__GOAL__. Extract every line that contains the string "belgesinde".

Dataset entries
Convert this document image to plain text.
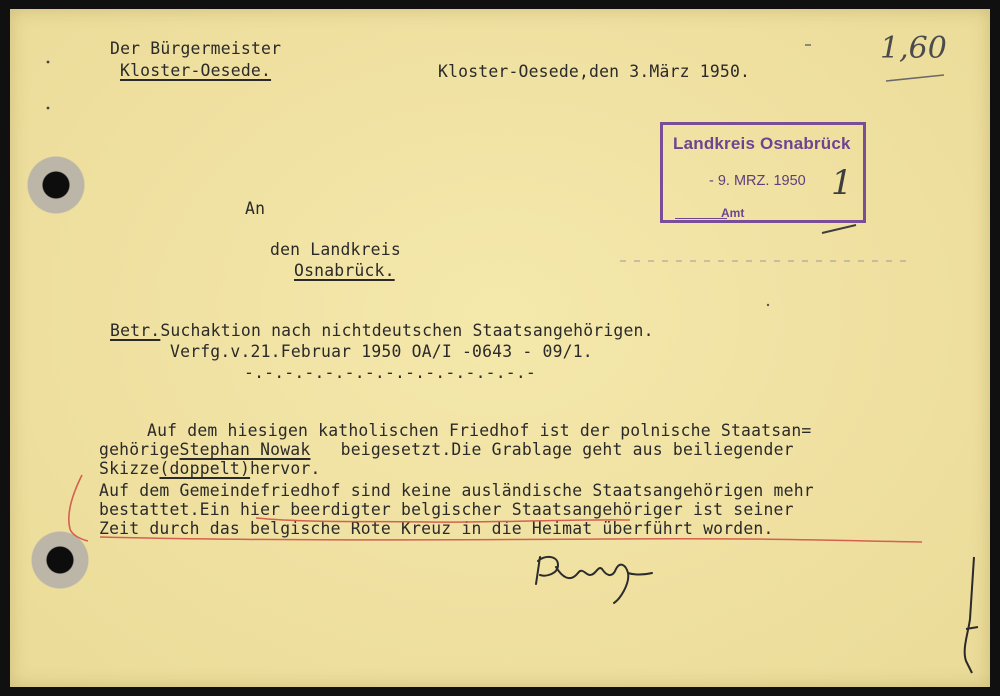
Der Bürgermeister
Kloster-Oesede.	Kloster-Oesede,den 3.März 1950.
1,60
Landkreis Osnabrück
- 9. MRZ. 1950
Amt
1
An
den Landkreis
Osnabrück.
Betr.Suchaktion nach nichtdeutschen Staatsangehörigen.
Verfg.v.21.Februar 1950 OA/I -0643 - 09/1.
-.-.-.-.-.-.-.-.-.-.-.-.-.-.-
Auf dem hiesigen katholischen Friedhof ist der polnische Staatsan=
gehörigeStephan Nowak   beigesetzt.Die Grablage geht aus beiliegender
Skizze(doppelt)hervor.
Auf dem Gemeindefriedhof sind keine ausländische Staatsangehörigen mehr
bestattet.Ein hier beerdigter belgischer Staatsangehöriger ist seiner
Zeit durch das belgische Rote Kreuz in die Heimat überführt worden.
---
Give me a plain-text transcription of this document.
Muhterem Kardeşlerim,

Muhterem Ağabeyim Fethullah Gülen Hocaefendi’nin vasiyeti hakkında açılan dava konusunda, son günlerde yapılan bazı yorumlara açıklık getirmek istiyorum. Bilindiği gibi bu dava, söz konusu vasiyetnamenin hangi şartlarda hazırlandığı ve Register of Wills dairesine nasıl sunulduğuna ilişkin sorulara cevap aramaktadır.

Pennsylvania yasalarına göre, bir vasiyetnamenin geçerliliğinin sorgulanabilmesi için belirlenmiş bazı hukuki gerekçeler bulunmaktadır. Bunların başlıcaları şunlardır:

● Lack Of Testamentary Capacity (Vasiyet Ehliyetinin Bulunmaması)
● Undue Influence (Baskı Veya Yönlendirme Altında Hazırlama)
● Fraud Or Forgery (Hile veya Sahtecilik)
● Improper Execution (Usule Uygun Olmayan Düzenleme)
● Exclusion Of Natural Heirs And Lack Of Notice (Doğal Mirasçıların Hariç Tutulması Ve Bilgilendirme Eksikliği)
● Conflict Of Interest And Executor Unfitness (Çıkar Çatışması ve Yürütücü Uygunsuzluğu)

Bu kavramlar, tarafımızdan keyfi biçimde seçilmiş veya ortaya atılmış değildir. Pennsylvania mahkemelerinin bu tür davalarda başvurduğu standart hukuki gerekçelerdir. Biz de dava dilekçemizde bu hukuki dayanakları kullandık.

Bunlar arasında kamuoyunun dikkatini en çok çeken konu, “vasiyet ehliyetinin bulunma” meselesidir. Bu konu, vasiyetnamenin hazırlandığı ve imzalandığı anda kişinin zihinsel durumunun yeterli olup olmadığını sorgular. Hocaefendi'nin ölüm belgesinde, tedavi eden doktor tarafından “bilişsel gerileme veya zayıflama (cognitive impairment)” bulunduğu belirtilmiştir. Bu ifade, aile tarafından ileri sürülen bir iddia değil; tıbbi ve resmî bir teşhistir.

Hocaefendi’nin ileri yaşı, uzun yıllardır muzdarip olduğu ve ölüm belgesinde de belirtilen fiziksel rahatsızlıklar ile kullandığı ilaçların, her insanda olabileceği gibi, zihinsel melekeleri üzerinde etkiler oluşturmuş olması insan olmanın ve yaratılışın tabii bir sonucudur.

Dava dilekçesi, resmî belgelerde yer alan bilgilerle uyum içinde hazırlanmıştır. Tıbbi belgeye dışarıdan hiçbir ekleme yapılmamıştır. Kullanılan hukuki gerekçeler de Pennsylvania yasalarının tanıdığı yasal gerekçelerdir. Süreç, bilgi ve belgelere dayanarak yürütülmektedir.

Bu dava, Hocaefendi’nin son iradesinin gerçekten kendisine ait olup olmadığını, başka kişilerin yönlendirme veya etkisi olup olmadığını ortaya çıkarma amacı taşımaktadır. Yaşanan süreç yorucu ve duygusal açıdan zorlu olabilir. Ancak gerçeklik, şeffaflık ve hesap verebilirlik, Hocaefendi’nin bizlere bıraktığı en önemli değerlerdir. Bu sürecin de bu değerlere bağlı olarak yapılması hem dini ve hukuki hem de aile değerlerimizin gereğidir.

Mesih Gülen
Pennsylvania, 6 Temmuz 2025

__FINAL RESULT__.
Bunlar arasında kamuoyunun dikkatini en çok çeken konu, “vasiyet ehliyetinin bulunma” meselesidir. Bu konu, vasiyetnamenin hazırlandığı ve imzalandığı anda kişinin zihinsel durumunun yeterli olup olmadığını sorgular. Hocaefendi'nin ölüm belgesinde, tedavi eden doktor tarafından “bilişsel gerileme veya zayıflama (cognitive impairment)” bulunduğu belirtilmiştir. Bu ifade, aile tarafından ileri sürülen bir iddia değil; tıbbi ve resmî bir teşhistir.
Hocaefendi’nin ileri yaşı, uzun yıllardır muzdarip olduğu ve ölüm belgesinde de belirtilen fiziksel rahatsızlıklar ile kullandığı ilaçların, her insanda olabileceği gibi, zihinsel melekeleri üzerinde etkiler oluşturmuş olması insan olmanın ve yaratılışın tabii bir sonucudur.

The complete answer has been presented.